WHAT YOU HAVE TO DO
Please repeat each of the following items line for line, leaving every character unchanged.

DATA SHOWN
□ □ □ □ □ □ □
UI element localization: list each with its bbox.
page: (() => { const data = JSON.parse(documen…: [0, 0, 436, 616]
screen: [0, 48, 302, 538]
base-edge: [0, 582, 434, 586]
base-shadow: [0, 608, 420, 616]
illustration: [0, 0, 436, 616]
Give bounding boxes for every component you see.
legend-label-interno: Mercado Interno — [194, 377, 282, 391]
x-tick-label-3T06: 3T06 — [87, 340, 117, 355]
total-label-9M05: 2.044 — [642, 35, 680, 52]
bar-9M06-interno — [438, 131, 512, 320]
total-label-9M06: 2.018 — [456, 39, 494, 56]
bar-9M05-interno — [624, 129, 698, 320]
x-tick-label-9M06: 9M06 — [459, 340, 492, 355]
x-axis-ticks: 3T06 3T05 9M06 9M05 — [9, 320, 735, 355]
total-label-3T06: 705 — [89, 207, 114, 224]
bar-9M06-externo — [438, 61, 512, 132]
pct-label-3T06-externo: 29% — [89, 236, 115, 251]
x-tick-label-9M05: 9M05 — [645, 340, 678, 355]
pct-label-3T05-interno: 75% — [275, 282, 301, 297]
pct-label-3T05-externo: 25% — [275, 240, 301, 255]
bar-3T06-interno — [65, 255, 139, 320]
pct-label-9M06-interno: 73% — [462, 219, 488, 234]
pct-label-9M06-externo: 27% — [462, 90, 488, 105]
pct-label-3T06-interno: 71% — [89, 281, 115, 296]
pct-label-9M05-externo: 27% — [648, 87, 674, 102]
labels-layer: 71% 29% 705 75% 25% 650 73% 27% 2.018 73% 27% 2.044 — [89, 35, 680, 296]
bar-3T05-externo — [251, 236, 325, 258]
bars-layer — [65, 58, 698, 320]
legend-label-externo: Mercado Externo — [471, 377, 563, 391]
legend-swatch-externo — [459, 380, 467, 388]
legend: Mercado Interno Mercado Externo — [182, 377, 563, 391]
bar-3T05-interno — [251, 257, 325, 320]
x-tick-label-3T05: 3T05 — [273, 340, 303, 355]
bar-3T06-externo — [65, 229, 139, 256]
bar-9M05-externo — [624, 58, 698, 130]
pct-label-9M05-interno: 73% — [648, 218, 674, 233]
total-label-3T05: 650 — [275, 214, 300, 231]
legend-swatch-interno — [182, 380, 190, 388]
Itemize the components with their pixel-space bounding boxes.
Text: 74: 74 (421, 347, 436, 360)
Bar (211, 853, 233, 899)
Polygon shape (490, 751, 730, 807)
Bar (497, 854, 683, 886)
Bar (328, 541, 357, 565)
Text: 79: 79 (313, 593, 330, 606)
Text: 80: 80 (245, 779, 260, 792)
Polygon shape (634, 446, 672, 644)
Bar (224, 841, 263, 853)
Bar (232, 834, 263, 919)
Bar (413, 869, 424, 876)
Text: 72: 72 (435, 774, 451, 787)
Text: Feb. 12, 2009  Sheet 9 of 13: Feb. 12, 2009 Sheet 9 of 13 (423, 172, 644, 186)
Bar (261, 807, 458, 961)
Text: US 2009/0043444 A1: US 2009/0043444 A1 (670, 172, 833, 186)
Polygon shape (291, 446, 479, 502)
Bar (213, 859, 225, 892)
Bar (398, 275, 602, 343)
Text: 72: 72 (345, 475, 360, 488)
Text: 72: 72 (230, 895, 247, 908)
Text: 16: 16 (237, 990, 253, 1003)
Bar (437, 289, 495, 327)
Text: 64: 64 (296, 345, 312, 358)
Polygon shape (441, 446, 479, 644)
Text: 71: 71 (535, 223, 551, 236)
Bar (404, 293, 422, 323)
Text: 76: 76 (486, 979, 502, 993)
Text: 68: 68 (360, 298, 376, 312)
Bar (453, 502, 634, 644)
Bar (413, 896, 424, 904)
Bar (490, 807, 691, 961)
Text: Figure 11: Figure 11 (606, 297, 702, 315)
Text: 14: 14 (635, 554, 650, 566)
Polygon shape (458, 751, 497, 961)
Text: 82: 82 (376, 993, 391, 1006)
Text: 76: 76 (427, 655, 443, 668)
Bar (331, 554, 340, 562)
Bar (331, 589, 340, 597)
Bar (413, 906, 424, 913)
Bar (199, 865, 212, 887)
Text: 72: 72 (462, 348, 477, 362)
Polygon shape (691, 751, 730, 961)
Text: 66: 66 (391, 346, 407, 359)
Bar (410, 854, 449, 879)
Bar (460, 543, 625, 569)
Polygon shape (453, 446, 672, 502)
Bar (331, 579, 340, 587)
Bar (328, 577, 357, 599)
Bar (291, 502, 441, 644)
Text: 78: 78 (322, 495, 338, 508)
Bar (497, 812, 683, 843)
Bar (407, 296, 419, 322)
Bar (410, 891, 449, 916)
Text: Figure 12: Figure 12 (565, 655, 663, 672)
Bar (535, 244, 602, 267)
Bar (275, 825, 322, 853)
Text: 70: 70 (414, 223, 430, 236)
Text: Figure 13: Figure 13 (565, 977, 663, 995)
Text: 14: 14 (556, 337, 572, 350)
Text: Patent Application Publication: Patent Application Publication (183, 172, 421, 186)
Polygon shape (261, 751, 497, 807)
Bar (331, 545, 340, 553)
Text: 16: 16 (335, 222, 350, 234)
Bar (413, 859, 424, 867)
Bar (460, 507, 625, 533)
□ □ □ □ □ □ □
SOLUTION BELOW
UI element localization: list each with its bbox.
page: (() => { const data = JSON.parse(documen…: [0, 0, 436, 616]
screen: [0, 48, 302, 538]
base-edge: [0, 582, 434, 586]
base-shadow: [0, 608, 420, 616]
illustration: [0, 0, 436, 616]
Give bounding boxes for every component you see.
legend-label-interno: Mercado Interno — [194, 377, 282, 391]
x-tick-label-3T06: 3T06 — [87, 340, 117, 355]
total-label-9M05: 2.044 — [642, 35, 680, 52]
bar-9M06-interno — [438, 131, 512, 320]
total-label-9M06: 2.018 — [456, 39, 494, 56]
bar-9M05-interno — [624, 129, 698, 320]
x-tick-label-9M06: 9M06 — [459, 340, 492, 355]
x-axis-ticks: 3T06 3T05 9M06 9M05 — [9, 320, 735, 355]
total-label-3T06: 705 — [89, 207, 114, 224]
bar-9M06-externo — [438, 61, 512, 132]
pct-label-3T06-externo: 29% — [89, 236, 115, 251]
x-tick-label-9M05: 9M05 — [645, 340, 678, 355]
pct-label-3T05-interno: 75% — [275, 282, 301, 297]
pct-label-3T05-externo: 25% — [275, 240, 301, 255]
bar-3T06-interno — [65, 255, 139, 320]
pct-label-9M06-interno: 73% — [462, 219, 488, 234]
pct-label-9M06-externo: 27% — [462, 90, 488, 105]
pct-label-3T06-interno: 71% — [89, 281, 115, 296]
pct-label-9M05-externo: 27% — [648, 87, 674, 102]
labels-layer: 71% 29% 705 75% 25% 650 73% 27% 2.018 73% 27% 2.044 — [89, 35, 680, 296]
bar-3T05-externo — [251, 236, 325, 258]
bars-layer — [65, 58, 698, 320]
legend-label-externo: Mercado Externo — [471, 377, 563, 391]
legend-swatch-externo — [459, 380, 467, 388]
legend: Mercado Interno Mercado Externo — [182, 377, 563, 391]
bar-3T05-interno — [251, 257, 325, 320]
x-tick-label-3T05: 3T05 — [273, 340, 303, 355]
bar-3T06-externo — [65, 229, 139, 256]
bar-9M05-externo — [624, 58, 698, 130]
pct-label-9M05-interno: 73% — [648, 218, 674, 233]
total-label-3T05: 650 — [275, 214, 300, 231]
legend-swatch-interno — [182, 380, 190, 388]
Itemize the components with their pixel-space bounding boxes.
Text: 74: 74 (421, 347, 436, 360)
Bar (211, 853, 233, 899)
Polygon shape (490, 751, 730, 807)
Bar (497, 854, 683, 886)
Bar (328, 541, 357, 565)
Text: 79: 79 (313, 593, 330, 606)
Text: 80: 80 (245, 779, 260, 792)
Polygon shape (634, 446, 672, 644)
Bar (224, 841, 263, 853)
Bar (232, 834, 263, 919)
Bar (413, 869, 424, 876)
Text: 72: 72 (435, 774, 451, 787)
Text: Feb. 12, 2009  Sheet 9 of 13: Feb. 12, 2009 Sheet 9 of 13 (423, 172, 644, 186)
Bar (261, 807, 458, 961)
Text: US 2009/0043444 A1: US 2009/0043444 A1 (670, 172, 833, 186)
Polygon shape (291, 446, 479, 502)
Bar (213, 859, 225, 892)
Bar (398, 275, 602, 343)
Text: 72: 72 (345, 475, 360, 488)
Text: 72: 72 (230, 895, 247, 908)
Text: 16: 16 (237, 990, 253, 1003)
Bar (437, 289, 495, 327)
Text: 64: 64 (296, 345, 312, 358)
Polygon shape (441, 446, 479, 644)
Text: 71: 71 (535, 223, 551, 236)
Bar (404, 293, 422, 323)
Text: 76: 76 (486, 979, 502, 993)
Text: 68: 68 (360, 298, 376, 312)
Bar (453, 502, 634, 644)
Bar (413, 896, 424, 904)
Bar (490, 807, 691, 961)
Text: Figure 11: Figure 11 (606, 297, 702, 315)
Text: 14: 14 (635, 554, 650, 566)
Polygon shape (458, 751, 497, 961)
Text: 82: 82 (376, 993, 391, 1006)
Text: 76: 76 (427, 655, 443, 668)
Bar (331, 554, 340, 562)
Bar (331, 589, 340, 597)
Bar (413, 906, 424, 913)
Bar (199, 865, 212, 887)
Text: 72: 72 (462, 348, 477, 362)
Polygon shape (691, 751, 730, 961)
Text: 66: 66 (391, 346, 407, 359)
Bar (410, 854, 449, 879)
Bar (460, 543, 625, 569)
Polygon shape (453, 446, 672, 502)
Bar (331, 579, 340, 587)
Bar (328, 577, 357, 599)
Bar (291, 502, 441, 644)
Text: 78: 78 (322, 495, 338, 508)
Bar (497, 812, 683, 843)
Bar (407, 296, 419, 322)
Bar (410, 891, 449, 916)
Text: Figure 12: Figure 12 (565, 655, 663, 672)
Bar (535, 244, 602, 267)
Bar (275, 825, 322, 853)
Text: 70: 70 (414, 223, 430, 236)
Text: Figure 13: Figure 13 (565, 977, 663, 995)
Text: 14: 14 (556, 337, 572, 350)
Text: Patent Application Publication: Patent Application Publication (183, 172, 421, 186)
Polygon shape (261, 751, 497, 807)
Bar (331, 545, 340, 553)
Text: 16: 16 (335, 222, 350, 234)
Bar (413, 859, 424, 867)
Bar (460, 507, 625, 533)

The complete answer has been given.